Input rows:
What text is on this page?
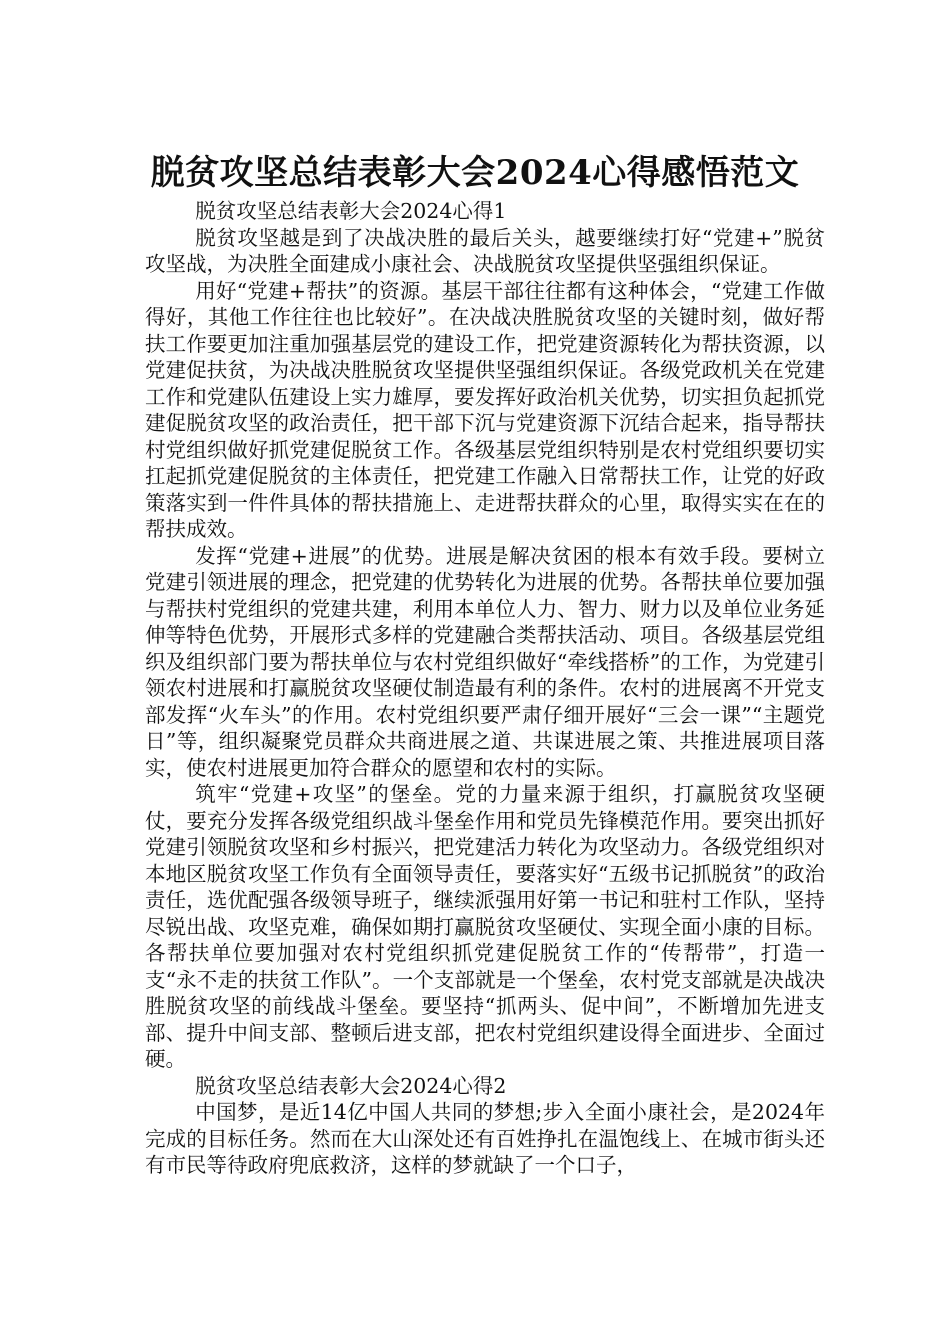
脱贫攻坚总结表彰大会2024心得感悟范文

脱贫攻坚总结表彰大会2024心得1

脱贫攻坚越是到了决战决胜的最后关头，越要继续打好“党建+”脱贫攻坚战，为决胜全面建成小康社会、决战脱贫攻坚提供坚强组织保证。

用好“党建+帮扶”的资源。基层干部往往都有这种体会，“党建工作做得好，其他工作往往也比较好”。在决战决胜脱贫攻坚的关键时刻，做好帮扶工作要更加注重加强基层党的建设工作，把党建资源转化为帮扶资源，以党建促扶贫，为决战决胜脱贫攻坚提供坚强组织保证。各级党政机关在党建工作和党建队伍建设上实力雄厚，要发挥好政治机关优势，切实担负起抓党建促脱贫攻坚的政治责任，把干部下沉与党建资源下沉结合起来，指导帮扶村党组织做好抓党建促脱贫工作。各级基层党组织特别是农村党组织要切实扛起抓党建促脱贫的主体责任，把党建工作融入日常帮扶工作，让党的好政策落实到一件件具体的帮扶措施上、走进帮扶群众的心里，取得实实在在的帮扶成效。

发挥“党建+进展”的优势。进展是解决贫困的根本有效手段。要树立党建引领进展的理念，把党建的优势转化为进展的优势。各帮扶单位要加强与帮扶村党组织的党建共建，利用本单位人力、智力、财力以及单位业务延伸等特色优势，开展形式多样的党建融合类帮扶活动、项目。各级基层党组织及组织部门要为帮扶单位与农村党组织做好“牵线搭桥”的工作，为党建引领农村进展和打赢脱贫攻坚硬仗制造最有利的条件。农村的进展离不开党支部发挥“火车头”的作用。农村党组织要严肃仔细开展好“三会一课”“主题党日”等，组织凝聚党员群众共商进展之道、共谋进展之策、共推进展项目落实，使农村进展更加符合群众的愿望和农村的实际。

筑牢“党建+攻坚”的堡垒。党的力量来源于组织，打赢脱贫攻坚硬仗，要充分发挥各级党组织战斗堡垒作用和党员先锋模范作用。要突出抓好党建引领脱贫攻坚和乡村振兴，把党建活力转化为攻坚动力。各级党组织对本地区脱贫攻坚工作负有全面领导责任，要落实好“五级书记抓脱贫”的政治责任，选优配强各级领导班子，继续派强用好第一书记和驻村工作队，坚持尽锐出战、攻坚克难，确保如期打赢脱贫攻坚硬仗、实现全面小康的目标。各帮扶单位要加强对农村党组织抓党建促脱贫工作的“传帮带”，打造一支“永不走的扶贫工作队”。一个支部就是一个堡垒，农村党支部就是决战决胜脱贫攻坚的前线战斗堡垒。要坚持“抓两头、促中间”，不断增加先进支部、提升中间支部、整顿后进支部，把农村党组织建设得全面进步、全面过硬。

脱贫攻坚总结表彰大会2024心得2

中国梦，是近14亿中国人共同的梦想;步入全面小康社会，是2024年完成的目标任务。然而在大山深处还有百姓挣扎在温饱线上、在城市街头还有市民等待政府兜底救济，这样的梦就缺了一个口子，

Exercise description: Copy out the whole listing exactly, and don't carry over any pictures.

Solution for this task:
What text is on this page?
脱贫攻坚总结表彰大会2024心得感悟范文

脱贫攻坚总结表彰大会2024心得1

脱贫攻坚越是到了决战决胜的最后关头，越要继续打好“党建+”脱贫攻坚战，为决胜全面建成小康社会、决战脱贫攻坚提供坚强组织保证。

用好“党建+帮扶”的资源。基层干部往往都有这种体会，“党建工作做得好，其他工作往往也比较好”。在决战决胜脱贫攻坚的关键时刻，做好帮扶工作要更加注重加强基层党的建设工作，把党建资源转化为帮扶资源，以党建促扶贫，为决战决胜脱贫攻坚提供坚强组织保证。各级党政机关在党建工作和党建队伍建设上实力雄厚，要发挥好政治机关优势，切实担负起抓党建促脱贫攻坚的政治责任，把干部下沉与党建资源下沉结合起来，指导帮扶村党组织做好抓党建促脱贫工作。各级基层党组织特别是农村党组织要切实扛起抓党建促脱贫的主体责任，把党建工作融入日常帮扶工作，让党的好政策落实到一件件具体的帮扶措施上、走进帮扶群众的心里，取得实实在在的帮扶成效。

发挥“党建+进展”的优势。进展是解决贫困的根本有效手段。要树立党建引领进展的理念，把党建的优势转化为进展的优势。各帮扶单位要加强与帮扶村党组织的党建共建，利用本单位人力、智力、财力以及单位业务延伸等特色优势，开展形式多样的党建融合类帮扶活动、项目。各级基层党组织及组织部门要为帮扶单位与农村党组织做好“牵线搭桥”的工作，为党建引领农村进展和打赢脱贫攻坚硬仗制造最有利的条件。农村的进展离不开党支部发挥“火车头”的作用。农村党组织要严肃仔细开展好“三会一课”“主题党日”等，组织凝聚党员群众共商进展之道、共谋进展之策、共推进展项目落实，使农村进展更加符合群众的愿望和农村的实际。

筑牢“党建+攻坚”的堡垒。党的力量来源于组织，打赢脱贫攻坚硬仗，要充分发挥各级党组织战斗堡垒作用和党员先锋模范作用。要突出抓好党建引领脱贫攻坚和乡村振兴，把党建活力转化为攻坚动力。各级党组织对本地区脱贫攻坚工作负有全面领导责任，要落实好“五级书记抓脱贫”的政治责任，选优配强各级领导班子，继续派强用好第一书记和驻村工作队，坚持尽锐出战、攻坚克难，确保如期打赢脱贫攻坚硬仗、实现全面小康的目标。各帮扶单位要加强对农村党组织抓党建促脱贫工作的“传帮带”，打造一支“永不走的扶贫工作队”。一个支部就是一个堡垒，农村党支部就是决战决胜脱贫攻坚的前线战斗堡垒。要坚持“抓两头、促中间”，不断增加先进支部、提升中间支部、整顿后进支部，把农村党组织建设得全面进步、全面过硬。

脱贫攻坚总结表彰大会2024心得2

中国梦，是近14亿中国人共同的梦想;步入全面小康社会，是2024年完成的目标任务。然而在大山深处还有百姓挣扎在温饱线上、在城市街头还有市民等待政府兜底救济，这样的梦就缺了一个口子，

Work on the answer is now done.